** start Dataset rows **
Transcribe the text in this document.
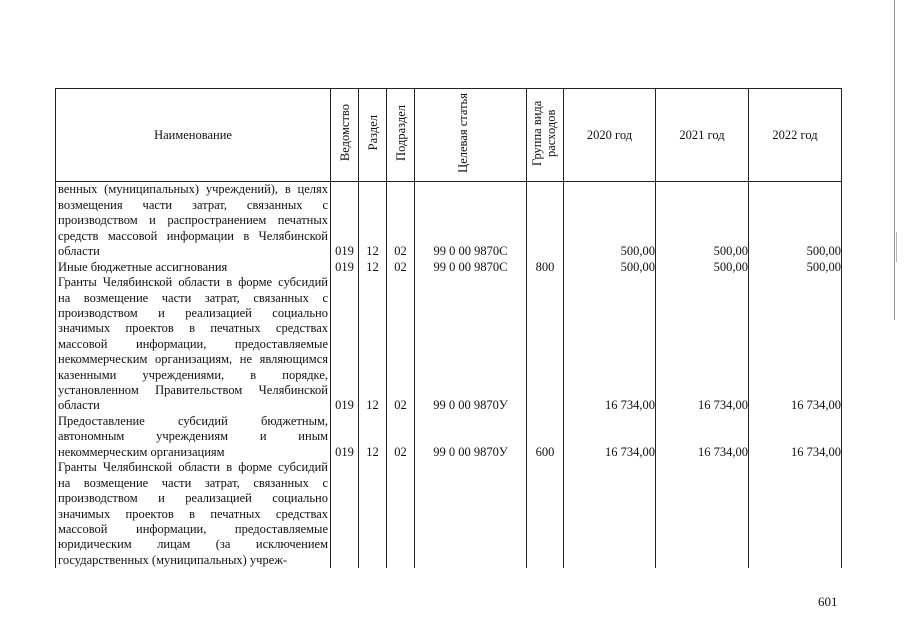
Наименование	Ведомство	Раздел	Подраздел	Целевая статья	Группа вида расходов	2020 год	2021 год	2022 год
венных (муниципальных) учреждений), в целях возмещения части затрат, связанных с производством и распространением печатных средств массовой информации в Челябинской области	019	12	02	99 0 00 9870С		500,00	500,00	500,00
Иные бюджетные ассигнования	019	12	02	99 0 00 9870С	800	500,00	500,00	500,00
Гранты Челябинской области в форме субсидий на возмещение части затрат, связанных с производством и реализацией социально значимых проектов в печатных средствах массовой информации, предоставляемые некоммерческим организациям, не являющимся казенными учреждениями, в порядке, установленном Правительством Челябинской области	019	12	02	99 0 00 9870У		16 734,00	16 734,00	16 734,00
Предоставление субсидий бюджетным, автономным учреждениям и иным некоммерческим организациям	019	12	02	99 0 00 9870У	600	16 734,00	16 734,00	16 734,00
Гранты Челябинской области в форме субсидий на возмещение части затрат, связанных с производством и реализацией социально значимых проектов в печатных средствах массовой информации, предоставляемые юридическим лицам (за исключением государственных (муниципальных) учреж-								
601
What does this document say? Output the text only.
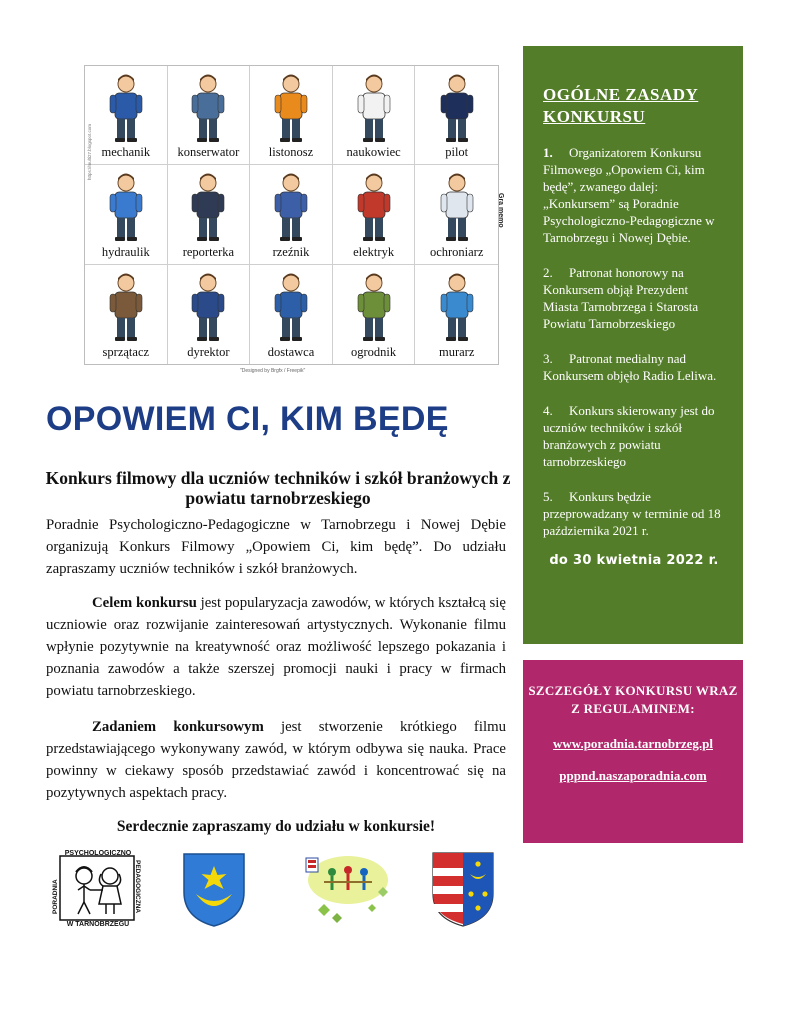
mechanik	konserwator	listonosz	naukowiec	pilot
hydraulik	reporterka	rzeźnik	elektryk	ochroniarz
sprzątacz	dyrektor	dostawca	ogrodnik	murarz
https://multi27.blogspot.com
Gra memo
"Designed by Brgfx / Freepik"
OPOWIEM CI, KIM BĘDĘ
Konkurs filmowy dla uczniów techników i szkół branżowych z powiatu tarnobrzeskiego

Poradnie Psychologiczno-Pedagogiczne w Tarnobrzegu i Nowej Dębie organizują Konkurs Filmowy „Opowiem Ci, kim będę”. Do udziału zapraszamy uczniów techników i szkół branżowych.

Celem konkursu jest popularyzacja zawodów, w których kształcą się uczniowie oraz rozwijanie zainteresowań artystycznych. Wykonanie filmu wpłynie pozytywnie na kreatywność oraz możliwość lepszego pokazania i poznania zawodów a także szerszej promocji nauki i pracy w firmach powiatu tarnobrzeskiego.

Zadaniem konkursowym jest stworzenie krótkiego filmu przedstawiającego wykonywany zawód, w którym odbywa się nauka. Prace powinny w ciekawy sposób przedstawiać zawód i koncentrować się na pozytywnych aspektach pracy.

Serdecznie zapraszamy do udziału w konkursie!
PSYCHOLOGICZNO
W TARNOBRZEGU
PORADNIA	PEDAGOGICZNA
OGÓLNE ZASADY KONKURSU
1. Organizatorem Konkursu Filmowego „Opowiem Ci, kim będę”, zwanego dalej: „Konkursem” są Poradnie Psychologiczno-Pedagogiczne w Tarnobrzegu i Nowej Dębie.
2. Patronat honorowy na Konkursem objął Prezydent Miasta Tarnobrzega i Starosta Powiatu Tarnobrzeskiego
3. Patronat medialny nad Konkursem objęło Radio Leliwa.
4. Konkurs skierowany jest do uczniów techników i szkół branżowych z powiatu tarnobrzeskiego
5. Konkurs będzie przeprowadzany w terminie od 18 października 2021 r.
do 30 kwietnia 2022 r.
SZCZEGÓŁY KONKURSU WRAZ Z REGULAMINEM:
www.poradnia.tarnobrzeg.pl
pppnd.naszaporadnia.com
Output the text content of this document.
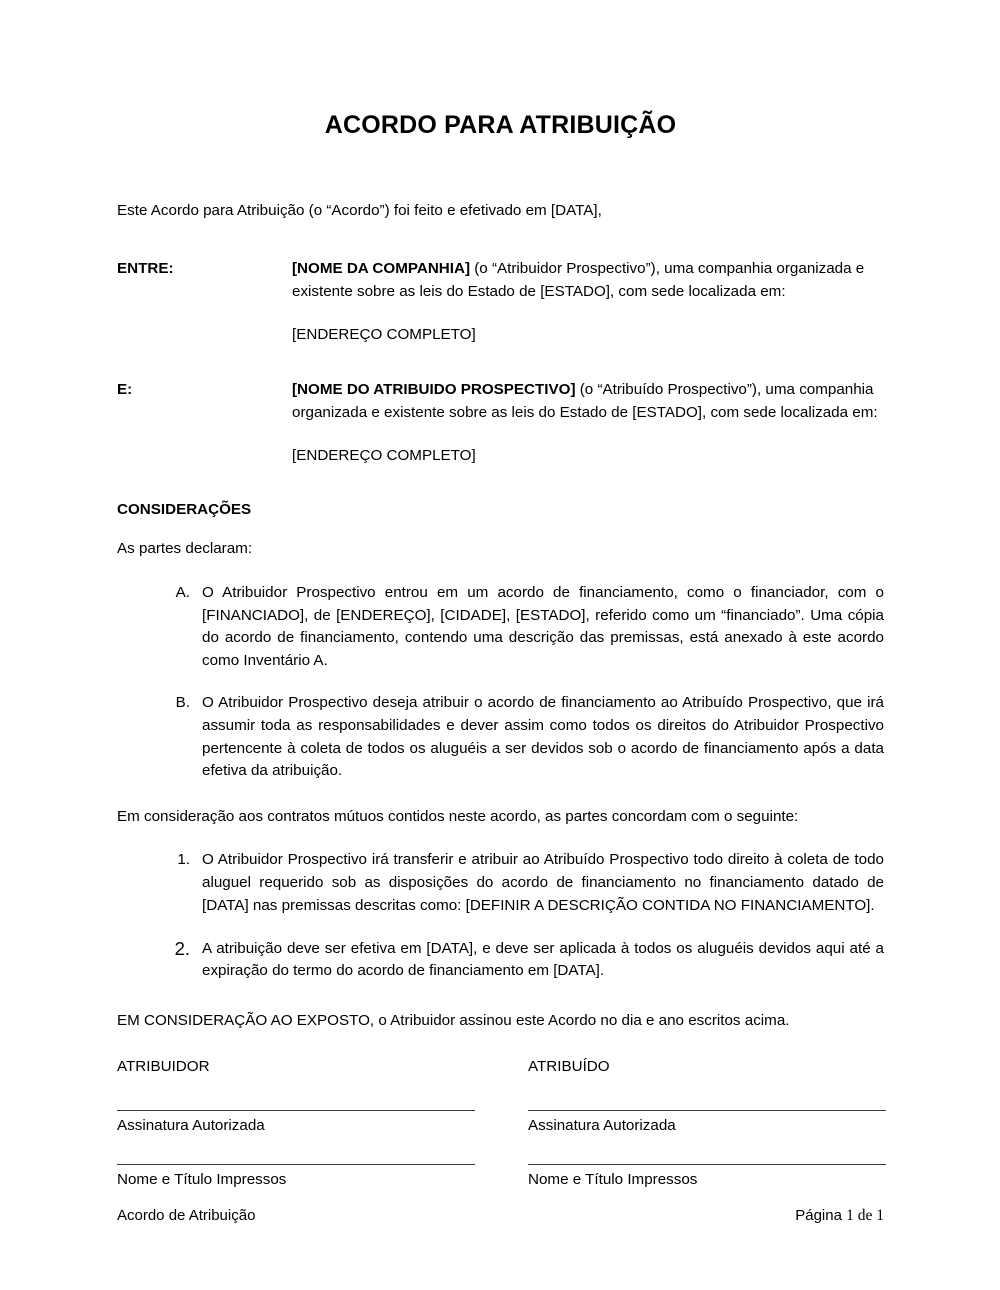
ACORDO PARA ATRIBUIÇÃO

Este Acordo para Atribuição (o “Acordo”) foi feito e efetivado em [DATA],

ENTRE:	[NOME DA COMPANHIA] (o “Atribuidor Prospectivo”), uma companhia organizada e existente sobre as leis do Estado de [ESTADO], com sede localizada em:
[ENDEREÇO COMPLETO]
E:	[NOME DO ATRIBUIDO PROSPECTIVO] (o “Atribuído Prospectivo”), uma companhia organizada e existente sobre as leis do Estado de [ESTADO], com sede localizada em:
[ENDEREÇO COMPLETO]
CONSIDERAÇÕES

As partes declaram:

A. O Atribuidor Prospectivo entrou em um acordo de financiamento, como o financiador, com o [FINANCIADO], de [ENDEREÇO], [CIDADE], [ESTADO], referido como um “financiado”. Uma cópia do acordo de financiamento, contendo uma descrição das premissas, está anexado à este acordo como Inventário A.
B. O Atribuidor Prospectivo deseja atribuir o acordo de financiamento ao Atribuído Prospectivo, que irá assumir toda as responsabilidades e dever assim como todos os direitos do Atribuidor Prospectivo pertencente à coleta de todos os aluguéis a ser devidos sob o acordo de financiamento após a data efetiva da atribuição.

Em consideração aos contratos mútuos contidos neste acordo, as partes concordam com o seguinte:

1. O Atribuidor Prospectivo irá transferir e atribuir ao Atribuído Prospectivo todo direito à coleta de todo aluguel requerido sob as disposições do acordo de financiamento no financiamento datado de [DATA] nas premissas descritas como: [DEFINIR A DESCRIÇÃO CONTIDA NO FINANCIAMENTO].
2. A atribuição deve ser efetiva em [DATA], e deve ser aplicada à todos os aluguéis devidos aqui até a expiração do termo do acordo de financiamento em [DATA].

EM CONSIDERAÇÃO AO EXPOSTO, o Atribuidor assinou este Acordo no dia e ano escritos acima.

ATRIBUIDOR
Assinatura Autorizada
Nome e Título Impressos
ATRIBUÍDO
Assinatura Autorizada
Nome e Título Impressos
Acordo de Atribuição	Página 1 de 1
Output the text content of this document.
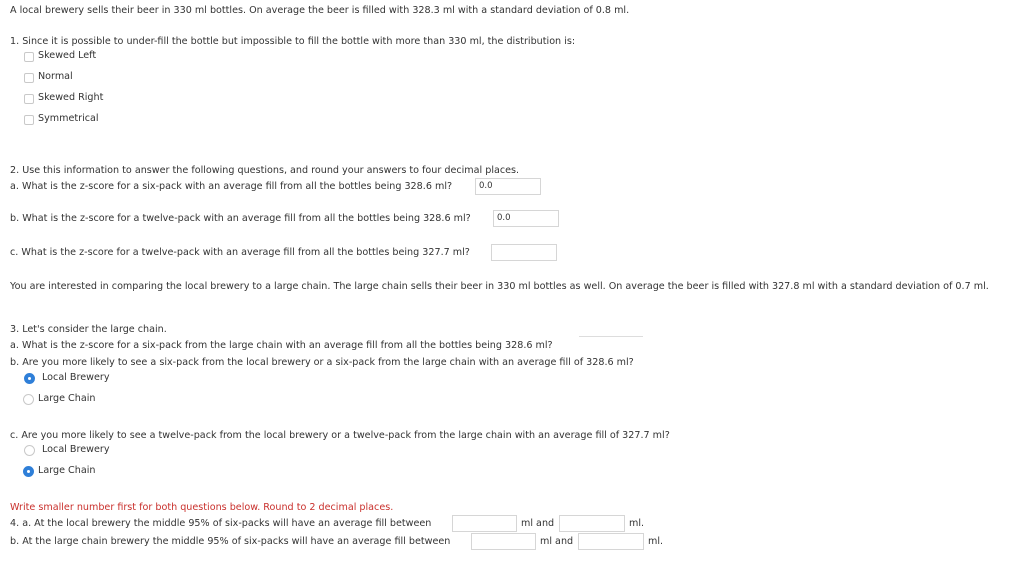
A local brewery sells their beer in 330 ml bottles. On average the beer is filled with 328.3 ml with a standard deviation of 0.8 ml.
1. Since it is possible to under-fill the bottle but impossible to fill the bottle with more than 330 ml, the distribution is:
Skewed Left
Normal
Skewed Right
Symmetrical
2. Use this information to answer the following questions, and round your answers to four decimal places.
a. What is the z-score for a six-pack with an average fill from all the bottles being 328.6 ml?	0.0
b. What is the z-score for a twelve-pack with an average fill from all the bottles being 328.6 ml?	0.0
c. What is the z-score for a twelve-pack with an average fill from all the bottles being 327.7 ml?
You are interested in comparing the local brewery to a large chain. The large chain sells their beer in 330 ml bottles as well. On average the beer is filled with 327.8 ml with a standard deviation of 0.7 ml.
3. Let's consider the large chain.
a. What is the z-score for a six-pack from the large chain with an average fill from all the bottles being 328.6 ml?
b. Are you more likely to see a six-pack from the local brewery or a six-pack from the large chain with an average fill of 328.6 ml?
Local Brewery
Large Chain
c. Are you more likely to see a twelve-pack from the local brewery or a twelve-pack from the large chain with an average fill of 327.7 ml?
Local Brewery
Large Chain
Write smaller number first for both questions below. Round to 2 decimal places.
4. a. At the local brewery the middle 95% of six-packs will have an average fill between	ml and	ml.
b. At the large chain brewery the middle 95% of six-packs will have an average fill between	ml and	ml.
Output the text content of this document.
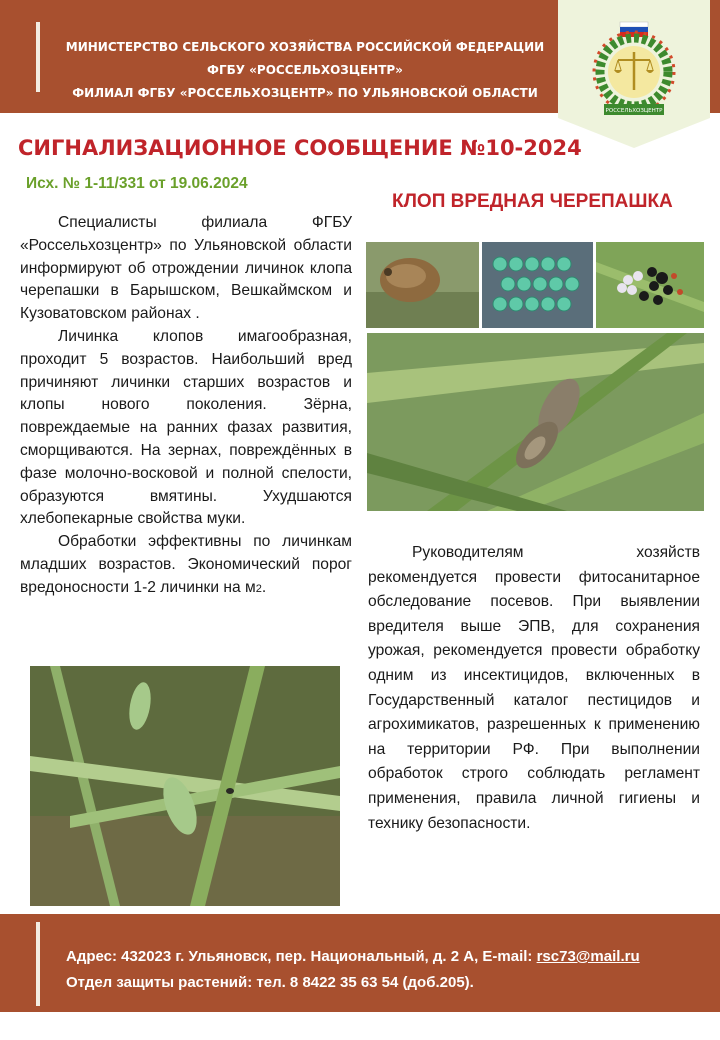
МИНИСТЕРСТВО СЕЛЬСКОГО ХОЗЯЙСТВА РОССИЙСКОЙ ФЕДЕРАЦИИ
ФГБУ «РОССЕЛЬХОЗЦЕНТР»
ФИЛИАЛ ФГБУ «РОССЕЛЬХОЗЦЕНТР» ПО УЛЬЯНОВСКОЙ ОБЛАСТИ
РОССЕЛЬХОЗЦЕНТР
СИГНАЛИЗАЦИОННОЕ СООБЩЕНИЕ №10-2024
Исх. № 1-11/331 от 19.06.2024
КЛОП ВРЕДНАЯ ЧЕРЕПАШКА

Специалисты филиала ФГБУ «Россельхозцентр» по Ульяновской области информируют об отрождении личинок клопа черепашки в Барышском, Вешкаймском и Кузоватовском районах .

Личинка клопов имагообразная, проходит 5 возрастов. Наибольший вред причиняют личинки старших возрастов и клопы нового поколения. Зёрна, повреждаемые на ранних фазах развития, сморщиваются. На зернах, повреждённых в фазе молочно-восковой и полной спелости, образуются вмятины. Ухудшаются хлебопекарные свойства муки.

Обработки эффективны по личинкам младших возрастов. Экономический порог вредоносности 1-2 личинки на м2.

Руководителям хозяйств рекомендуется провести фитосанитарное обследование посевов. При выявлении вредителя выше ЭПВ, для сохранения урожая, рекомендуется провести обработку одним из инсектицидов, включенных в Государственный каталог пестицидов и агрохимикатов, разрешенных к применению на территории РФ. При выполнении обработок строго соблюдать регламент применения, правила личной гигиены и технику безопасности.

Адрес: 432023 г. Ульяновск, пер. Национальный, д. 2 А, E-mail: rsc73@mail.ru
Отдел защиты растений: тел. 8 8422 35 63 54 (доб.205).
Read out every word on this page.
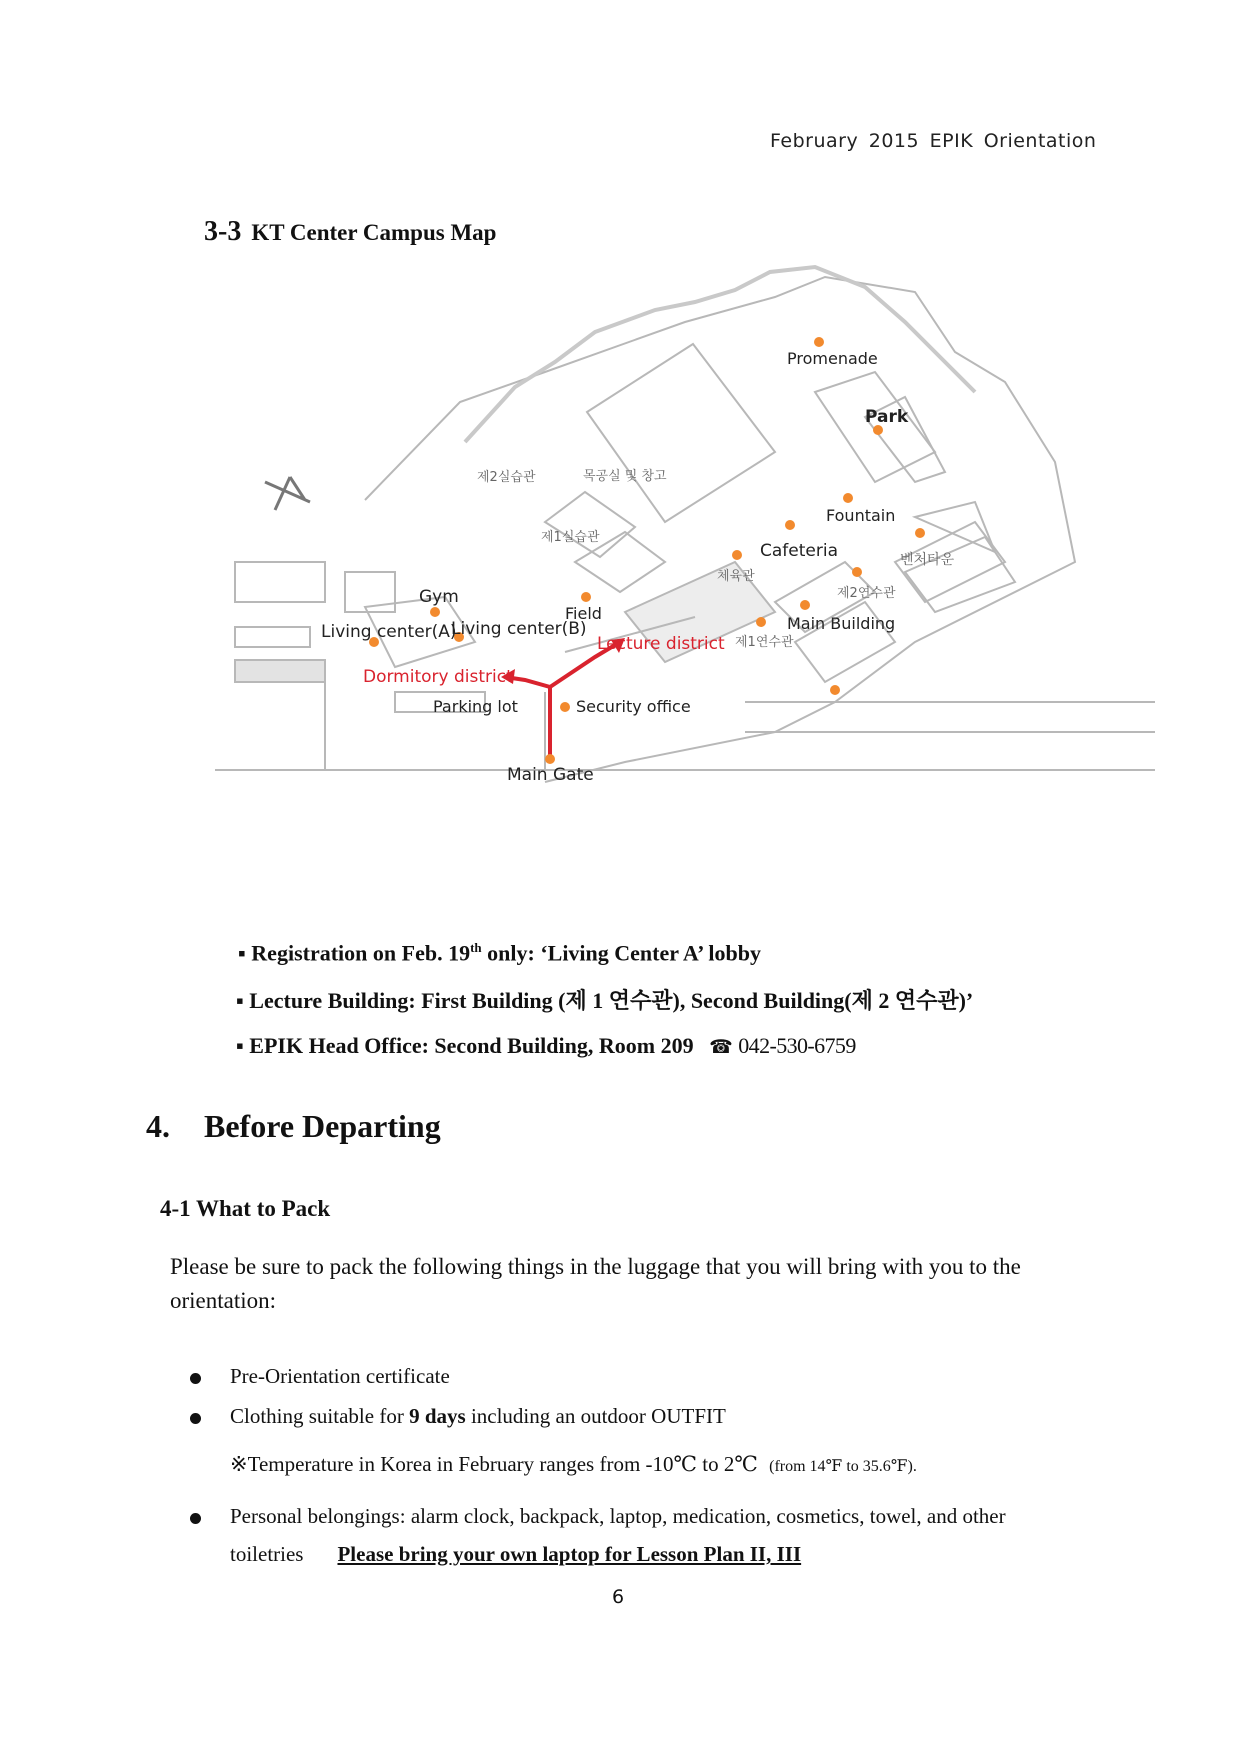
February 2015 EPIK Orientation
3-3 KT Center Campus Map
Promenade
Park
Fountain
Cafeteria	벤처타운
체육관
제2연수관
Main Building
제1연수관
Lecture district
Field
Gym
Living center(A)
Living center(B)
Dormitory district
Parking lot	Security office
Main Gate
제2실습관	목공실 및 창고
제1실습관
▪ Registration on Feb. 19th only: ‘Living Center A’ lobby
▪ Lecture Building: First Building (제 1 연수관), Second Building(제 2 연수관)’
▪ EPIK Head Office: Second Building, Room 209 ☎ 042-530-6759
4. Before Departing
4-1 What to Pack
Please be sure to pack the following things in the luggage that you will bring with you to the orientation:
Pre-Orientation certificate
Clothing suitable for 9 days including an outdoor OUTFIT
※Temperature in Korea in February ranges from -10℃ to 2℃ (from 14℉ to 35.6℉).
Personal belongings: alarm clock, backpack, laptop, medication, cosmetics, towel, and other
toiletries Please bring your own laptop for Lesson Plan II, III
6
** end Dataset rows **
-- What is asked --
Find every line in the records above that holds the word "this", and copy each one.

-- Correct output --
Transcribe the text in this document.
What does this document say? Output the text only.
Output the text content of this document.
Output the text content of this document.
2. Use this information to answer the following questions, and round your answers to four decimal places.
Output the text content of this document.
Read out every word on this page.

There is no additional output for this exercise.